• Brief
Leave out all pictures. Extract exactly the lines from the one containing "Extract all readable text from this page." through the end of the data.

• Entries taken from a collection
════════════════════

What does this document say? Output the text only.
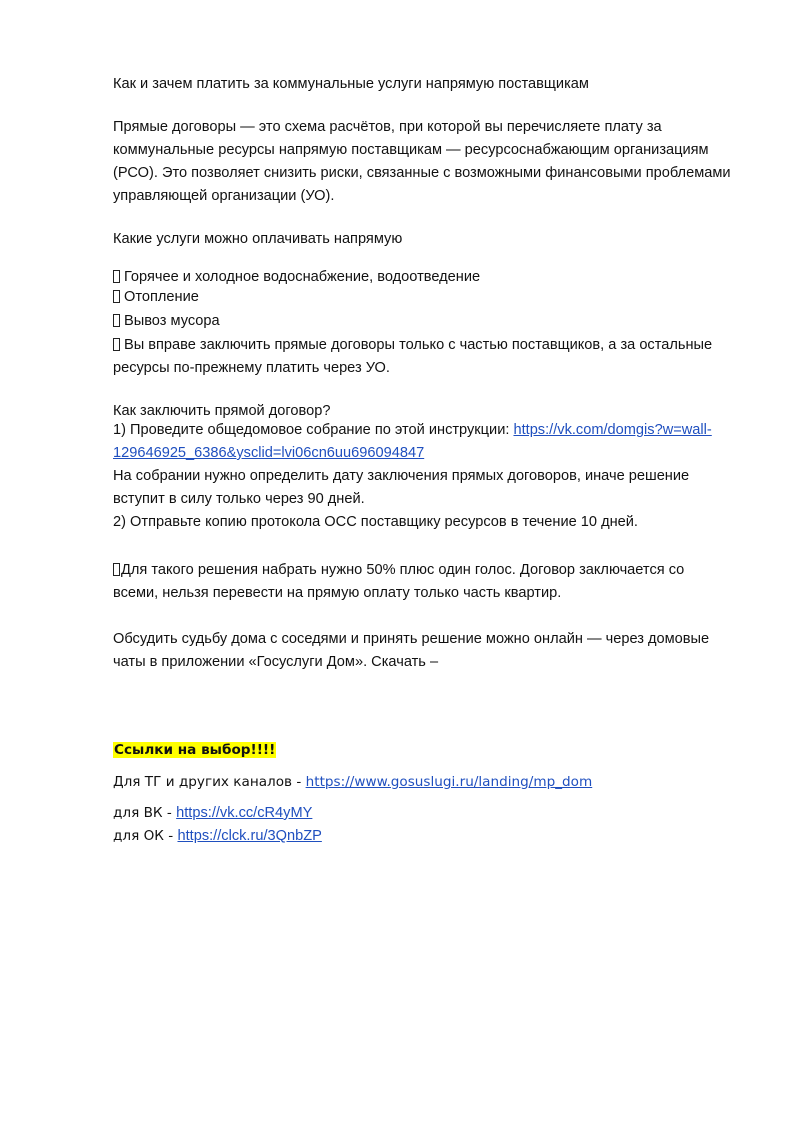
Как и зачем платить за коммунальные услуги напрямую поставщикам
Прямые договоры — это схема расчётов, при которой вы перечисляете плату за
коммунальные ресурсы напрямую поставщикам — ресурсоснабжающим организациям
(РСО). Это позволяет снизить риски, связанные с возможными финансовыми проблемами
управляющей организации (УО).
Какие услуги можно оплачивать напрямую
Горячее и холодное водоснабжение, водоотведение
Отопление
Вывоз мусора
Вы вправе заключить прямые договоры только с частью поставщиков, а за остальные
ресурсы по-прежнему платить через УО.
Как заключить прямой договор?
1) Проведите общедомовое собрание по этой инструкции: https://vk.com/domgis?w=wall-
129646925_6386&ysclid=lvi06cn6uu696094847
На собрании нужно определить дату заключения прямых договоров, иначе решение
вступит в силу только через 90 дней.
2) Отправьте копию протокола ОСС поставщику ресурсов в течение 10 дней.
Для такого решения набрать нужно 50% плюс один голос. Договор заключается со
всеми, нельзя перевести на прямую оплату только часть квартир.
Обсудить судьбу дома с соседями и принять решение можно онлайн — через домовые
чаты в приложении «Госуслуги Дом». Скачать –
Ссылки на выбор!!!!
Для ТГ и других каналов - https://www.gosuslugi.ru/landing/mp_dom
для ВК - https://vk.cc/cR4yMY
для ОК - https://clck.ru/3QnbZP
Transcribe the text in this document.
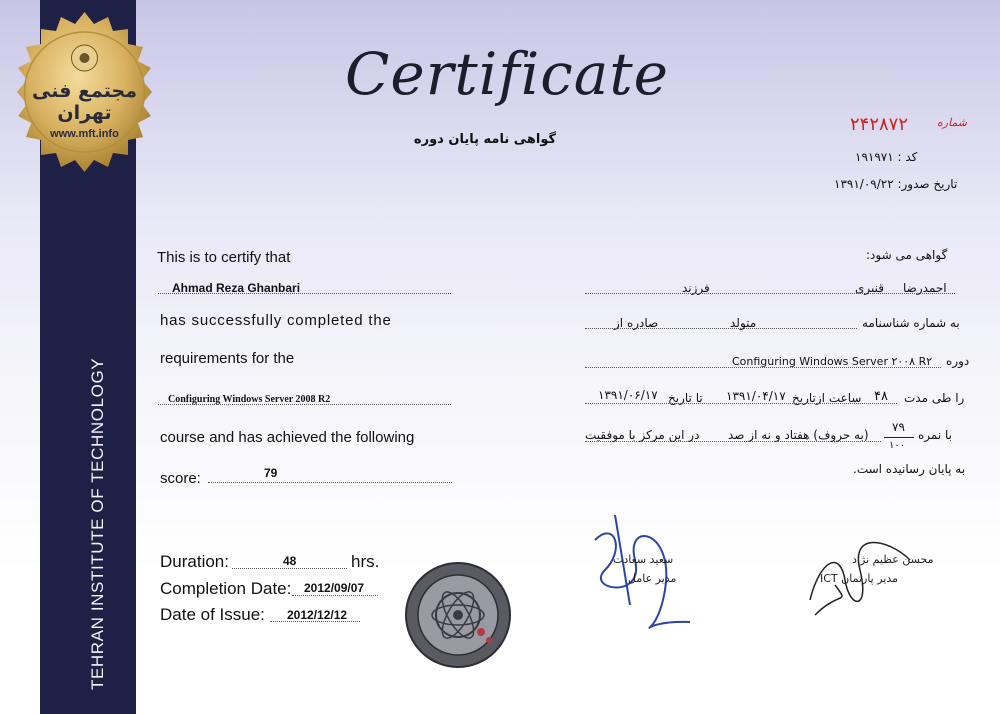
TEHRAN INSTITUTE OF TECHNOLOGY
مجتمع فنی تهران
www.mft.info
Certificate
گواهی نامه پایان دوره
۲۴۲۸۷۲	شماره
کد : ۱۹۱۹۷۱
تاریخ صدور: ۱۳۹۱/۰۹/۲۲
This is to certify that
Ahmad Reza Ghanbari
has successfully completed the
requirements for the
Configuring Windows Server 2008 R2
course and has achieved the following
score:	79
Duration:	48	hrs.
Completion Date: 2012/09/07
Date of Issue: 2012/12/12
گواهی می شود:
احمدرضا
قنبری
فرزند
به شماره شناسنامه
متولد
صادره از
دوره
Configuring Windows Server ۲۰۰۸ R۲
را طی مدت
۴۸
ساعت ازتاریخ
۱۳۹۱/۰۴/۱۷
تا تاریخ
۱۳۹۱/۰۶/۱۷
با نمره
۷۹
۱۰۰
(به حروف) هفتاد و نه از صد
در این مرکز با موفقیت
به پایان رسانیده است.
سعید سعادت
مدیر عامل
محسن عظیم نژاد
مدیر پارتمان ICT
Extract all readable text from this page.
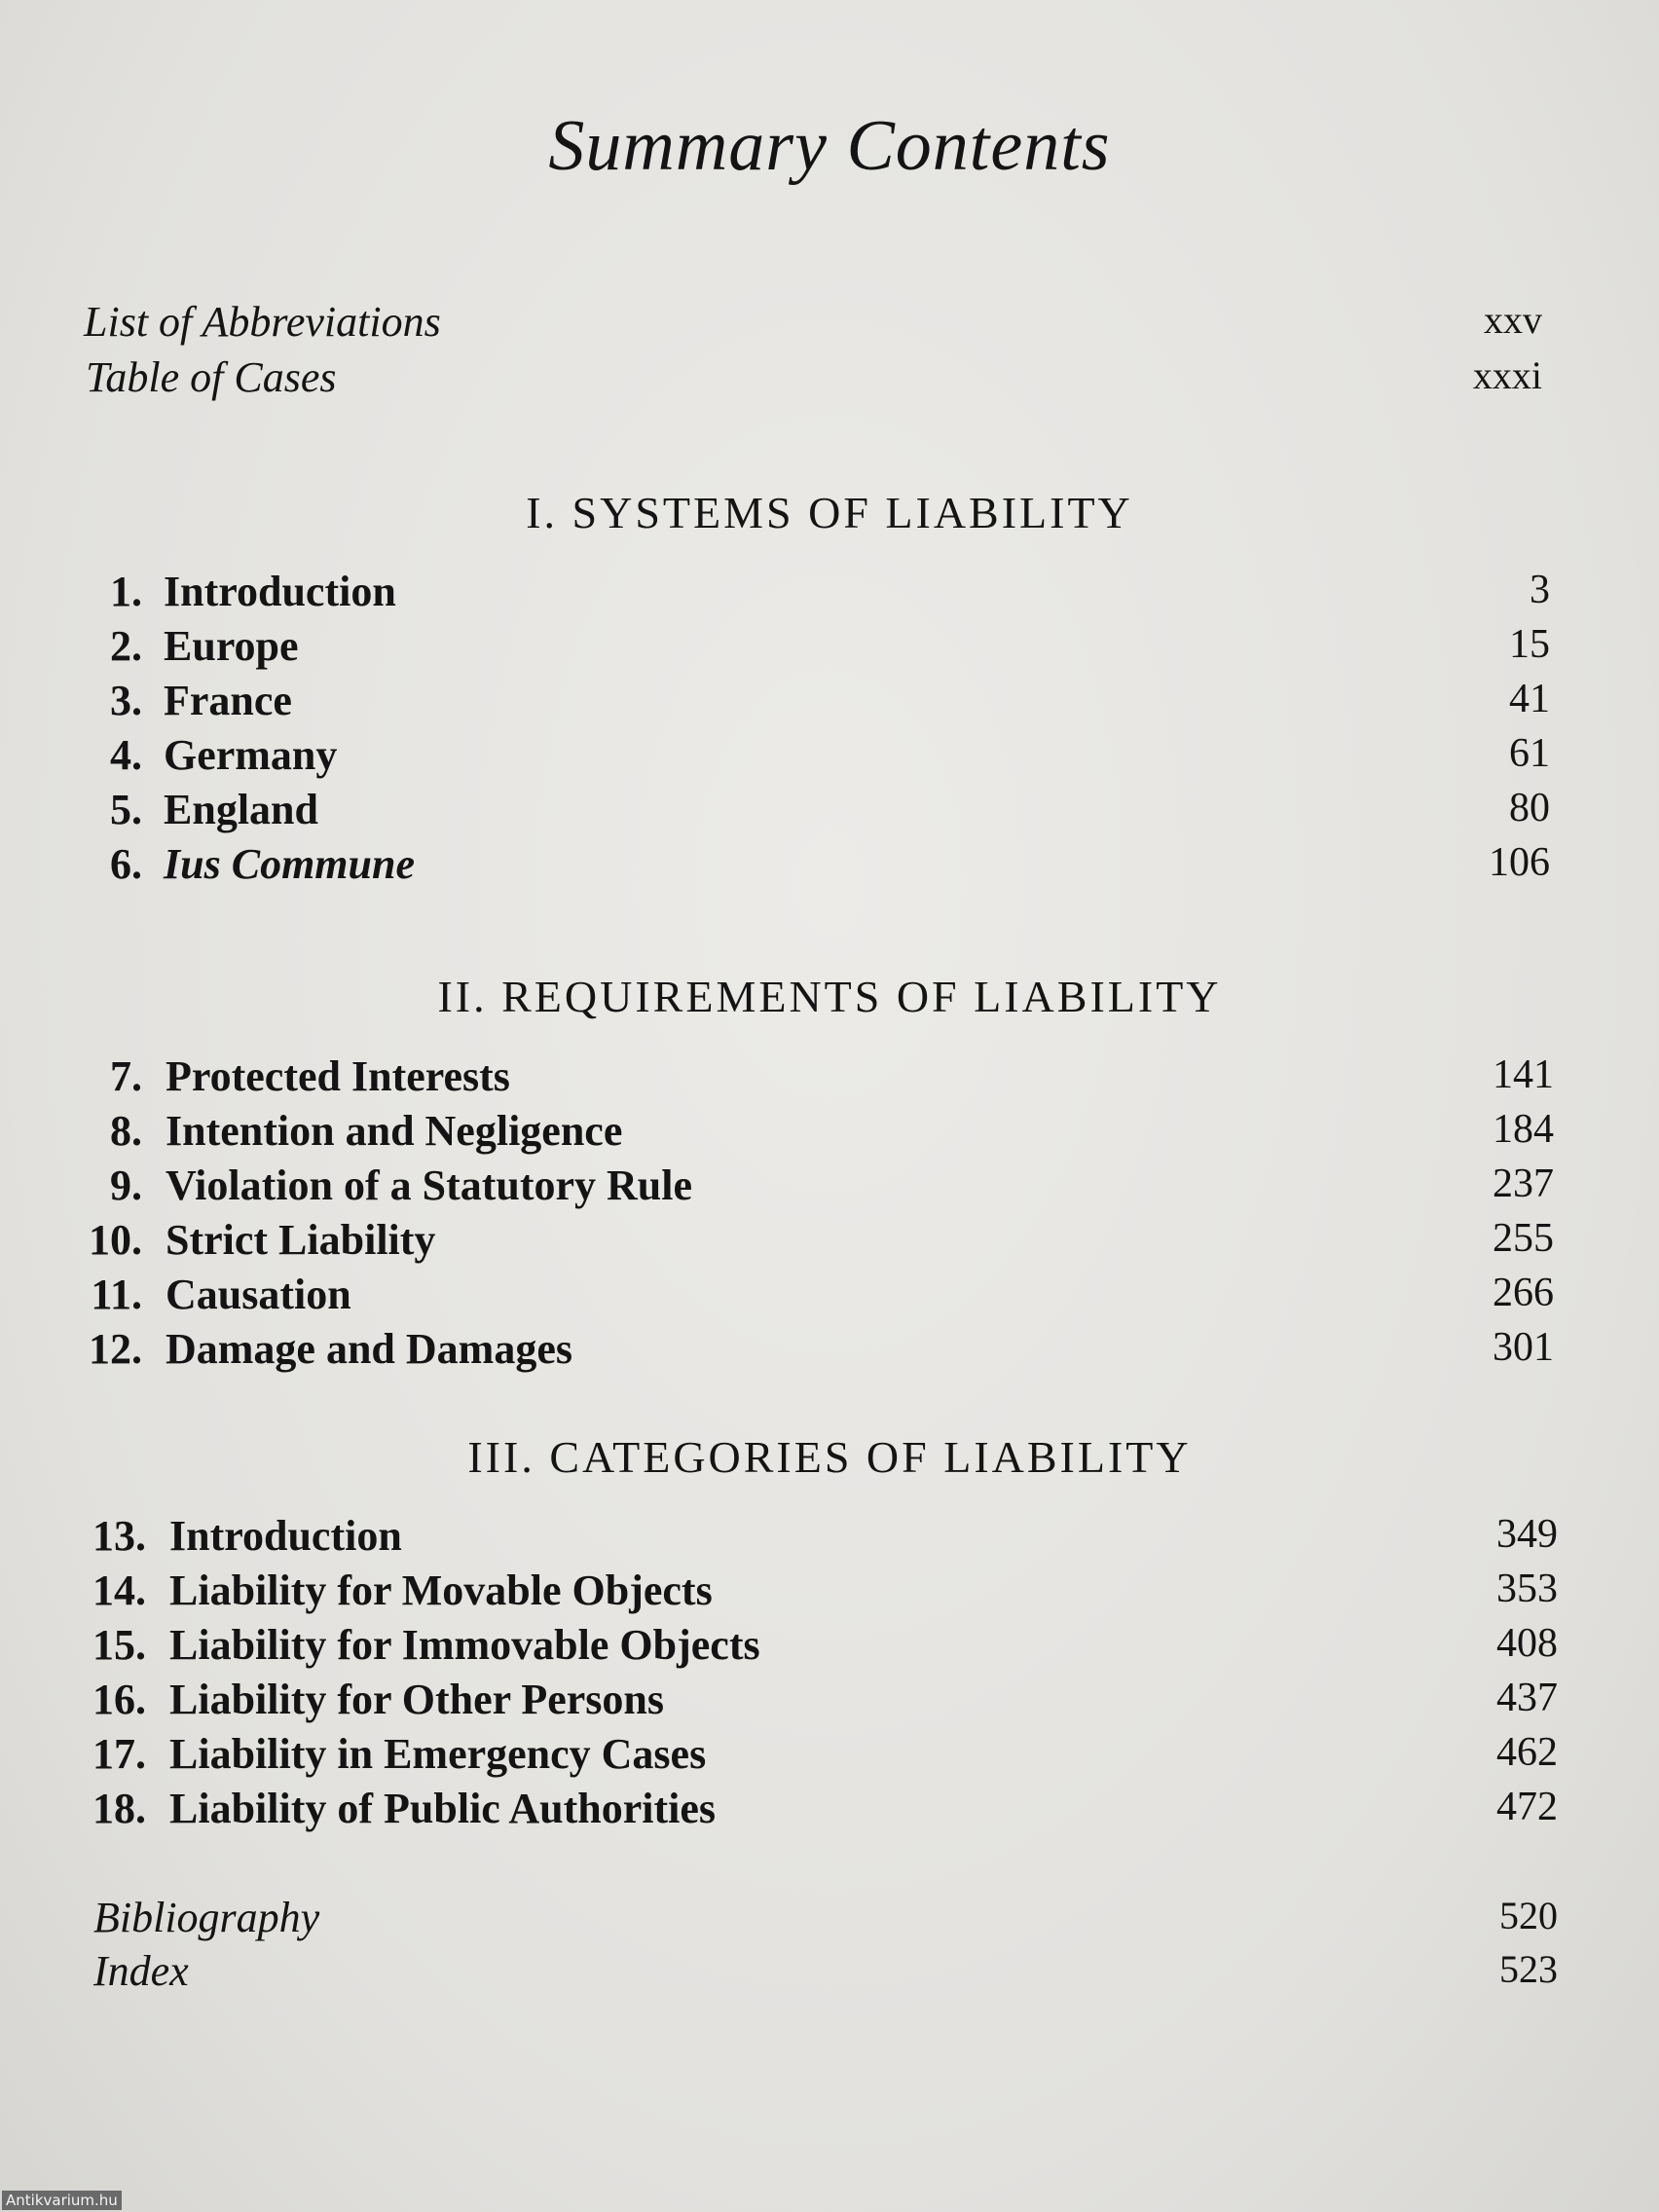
Summary Contents
List of Abbreviations	xxv
Table of Cases	xxxi
I. SYSTEMS OF LIABILITY
1. Introduction	3
2. Europe	15
3. France	41
4. Germany	61
5. England	80
6. Ius Commune	106
II. REQUIREMENTS OF LIABILITY
7. Protected Interests	141
8. Intention and Negligence	184
9. Violation of a Statutory Rule	237
10. Strict Liability	255
11. Causation	266
12. Damage and Damages	301
III. CATEGORIES OF LIABILITY
13. Introduction	349
14. Liability for Movable Objects	353
15. Liability for Immovable Objects	408
16. Liability for Other Persons	437
17. Liability in Emergency Cases	462
18. Liability of Public Authorities	472
Bibliography	520
Index	523
Antikvarium.hu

════════════════════

• Exercise solution
Extract all readable text from this page.
Summary Contents
List of Abbreviations	xxv
Table of Cases	xxxi
I. SYSTEMS OF LIABILITY
1. Introduction	3
2. Europe	15
3. France	41
4. Germany	61
5. England	80
6. Ius Commune	106
II. REQUIREMENTS OF LIABILITY
7. Protected Interests	141
8. Intention and Negligence	184
9. Violation of a Statutory Rule	237
10. Strict Liability	255
11. Causation	266
12. Damage and Damages	301
III. CATEGORIES OF LIABILITY
13. Introduction	349
14. Liability for Movable Objects	353
15. Liability for Immovable Objects	408
16. Liability for Other Persons	437
17. Liability in Emergency Cases	462
18. Liability of Public Authorities	472
Bibliography	520
Index	523
Antikvarium.hu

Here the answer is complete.